* _EXERCISE_: Note each line where "Index" appears, and copy it.

---+---

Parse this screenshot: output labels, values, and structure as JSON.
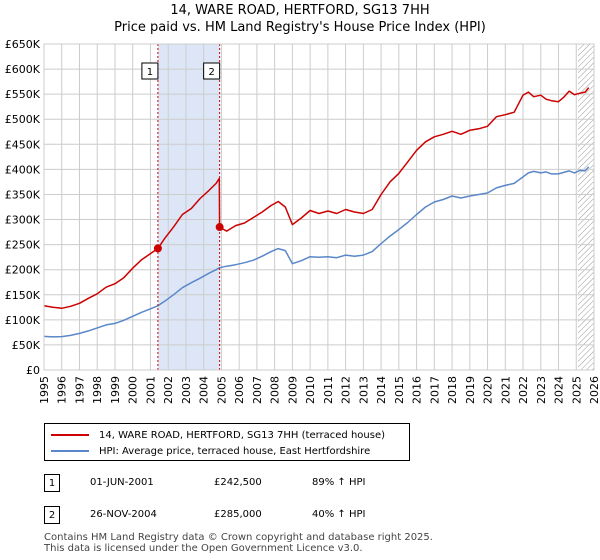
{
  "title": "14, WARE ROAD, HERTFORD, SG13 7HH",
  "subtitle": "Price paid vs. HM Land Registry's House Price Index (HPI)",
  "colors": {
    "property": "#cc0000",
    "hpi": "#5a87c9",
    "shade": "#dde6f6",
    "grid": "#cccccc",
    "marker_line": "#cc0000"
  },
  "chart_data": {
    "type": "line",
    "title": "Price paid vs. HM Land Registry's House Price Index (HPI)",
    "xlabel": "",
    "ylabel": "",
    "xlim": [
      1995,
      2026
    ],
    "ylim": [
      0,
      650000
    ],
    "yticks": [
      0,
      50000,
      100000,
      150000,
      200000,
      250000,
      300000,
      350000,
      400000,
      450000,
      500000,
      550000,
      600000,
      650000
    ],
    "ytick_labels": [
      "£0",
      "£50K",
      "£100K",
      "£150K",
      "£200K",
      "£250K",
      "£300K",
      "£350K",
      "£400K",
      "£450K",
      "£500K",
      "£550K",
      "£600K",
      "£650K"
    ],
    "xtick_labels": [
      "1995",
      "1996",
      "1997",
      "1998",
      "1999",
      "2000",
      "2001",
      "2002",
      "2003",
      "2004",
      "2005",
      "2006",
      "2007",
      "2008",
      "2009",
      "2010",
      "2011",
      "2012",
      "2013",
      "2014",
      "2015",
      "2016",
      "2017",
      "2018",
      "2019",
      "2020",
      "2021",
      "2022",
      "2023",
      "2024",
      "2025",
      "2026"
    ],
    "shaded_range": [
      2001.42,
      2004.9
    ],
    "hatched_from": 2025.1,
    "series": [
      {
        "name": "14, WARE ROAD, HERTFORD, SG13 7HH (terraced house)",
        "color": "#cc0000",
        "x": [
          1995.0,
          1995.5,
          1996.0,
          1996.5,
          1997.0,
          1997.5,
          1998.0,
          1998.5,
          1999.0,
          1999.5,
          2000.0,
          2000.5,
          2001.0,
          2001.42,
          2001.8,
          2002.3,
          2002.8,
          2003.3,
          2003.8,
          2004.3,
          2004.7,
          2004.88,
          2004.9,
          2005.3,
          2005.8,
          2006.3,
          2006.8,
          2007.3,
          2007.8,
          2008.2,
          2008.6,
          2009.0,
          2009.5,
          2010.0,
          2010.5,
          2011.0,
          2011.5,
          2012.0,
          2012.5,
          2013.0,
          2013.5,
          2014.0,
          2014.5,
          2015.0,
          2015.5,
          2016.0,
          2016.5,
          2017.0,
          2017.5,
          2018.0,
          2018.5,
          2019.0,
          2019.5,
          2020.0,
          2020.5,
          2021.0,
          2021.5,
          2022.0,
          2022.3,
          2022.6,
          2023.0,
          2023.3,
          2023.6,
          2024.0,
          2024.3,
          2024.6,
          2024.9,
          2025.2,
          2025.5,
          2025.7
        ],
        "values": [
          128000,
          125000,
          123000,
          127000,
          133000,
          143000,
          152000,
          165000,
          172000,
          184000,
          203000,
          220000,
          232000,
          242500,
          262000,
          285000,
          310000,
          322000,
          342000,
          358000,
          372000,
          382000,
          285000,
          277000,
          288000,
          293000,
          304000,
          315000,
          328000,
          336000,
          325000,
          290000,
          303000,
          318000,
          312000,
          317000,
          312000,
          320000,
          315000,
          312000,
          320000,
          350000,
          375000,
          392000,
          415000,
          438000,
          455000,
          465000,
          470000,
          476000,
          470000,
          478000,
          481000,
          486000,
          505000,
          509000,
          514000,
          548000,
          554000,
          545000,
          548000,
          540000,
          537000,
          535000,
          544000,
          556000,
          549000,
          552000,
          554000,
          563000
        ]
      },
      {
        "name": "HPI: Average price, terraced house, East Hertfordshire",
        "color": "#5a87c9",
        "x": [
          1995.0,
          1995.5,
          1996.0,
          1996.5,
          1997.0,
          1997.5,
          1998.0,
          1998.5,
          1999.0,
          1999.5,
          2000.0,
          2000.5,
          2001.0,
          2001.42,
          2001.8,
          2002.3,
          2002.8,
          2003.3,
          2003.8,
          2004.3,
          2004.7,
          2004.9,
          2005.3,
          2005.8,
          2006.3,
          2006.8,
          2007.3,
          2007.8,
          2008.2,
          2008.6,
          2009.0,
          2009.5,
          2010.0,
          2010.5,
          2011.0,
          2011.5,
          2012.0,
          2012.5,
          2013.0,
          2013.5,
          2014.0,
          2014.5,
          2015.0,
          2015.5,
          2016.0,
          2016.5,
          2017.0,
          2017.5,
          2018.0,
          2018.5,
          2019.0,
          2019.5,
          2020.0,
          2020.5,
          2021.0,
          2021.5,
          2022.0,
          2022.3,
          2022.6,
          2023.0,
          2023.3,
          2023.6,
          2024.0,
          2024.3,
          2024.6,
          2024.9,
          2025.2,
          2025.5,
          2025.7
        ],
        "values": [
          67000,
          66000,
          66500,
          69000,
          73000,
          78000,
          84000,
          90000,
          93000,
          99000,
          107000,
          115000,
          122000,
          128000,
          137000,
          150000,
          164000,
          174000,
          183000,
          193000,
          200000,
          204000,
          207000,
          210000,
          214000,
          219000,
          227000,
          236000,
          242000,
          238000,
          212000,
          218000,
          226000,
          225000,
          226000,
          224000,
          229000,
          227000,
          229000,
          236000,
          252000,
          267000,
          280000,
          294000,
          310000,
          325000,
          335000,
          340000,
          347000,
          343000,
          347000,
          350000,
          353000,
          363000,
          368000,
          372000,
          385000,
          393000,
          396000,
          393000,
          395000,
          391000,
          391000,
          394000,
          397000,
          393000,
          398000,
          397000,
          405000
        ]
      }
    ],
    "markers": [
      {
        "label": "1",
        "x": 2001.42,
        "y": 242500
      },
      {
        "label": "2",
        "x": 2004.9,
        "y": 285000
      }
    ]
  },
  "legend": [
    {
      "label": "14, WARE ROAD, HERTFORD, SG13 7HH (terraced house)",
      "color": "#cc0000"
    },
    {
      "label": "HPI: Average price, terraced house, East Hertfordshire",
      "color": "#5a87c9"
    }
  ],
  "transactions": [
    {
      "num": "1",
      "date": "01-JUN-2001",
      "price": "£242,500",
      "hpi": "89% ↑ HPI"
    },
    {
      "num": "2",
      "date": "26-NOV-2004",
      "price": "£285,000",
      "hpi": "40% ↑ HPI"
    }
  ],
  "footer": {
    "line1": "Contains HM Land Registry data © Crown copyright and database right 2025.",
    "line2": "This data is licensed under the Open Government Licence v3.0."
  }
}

---+---

* _OUTPUT OF THE EXERCISE_:
  "subtitle": "Price paid vs. HM Land Registry's House Price Index (HPI)",
    "title": "Price paid vs. HM Land Registry's House Price Index (HPI)",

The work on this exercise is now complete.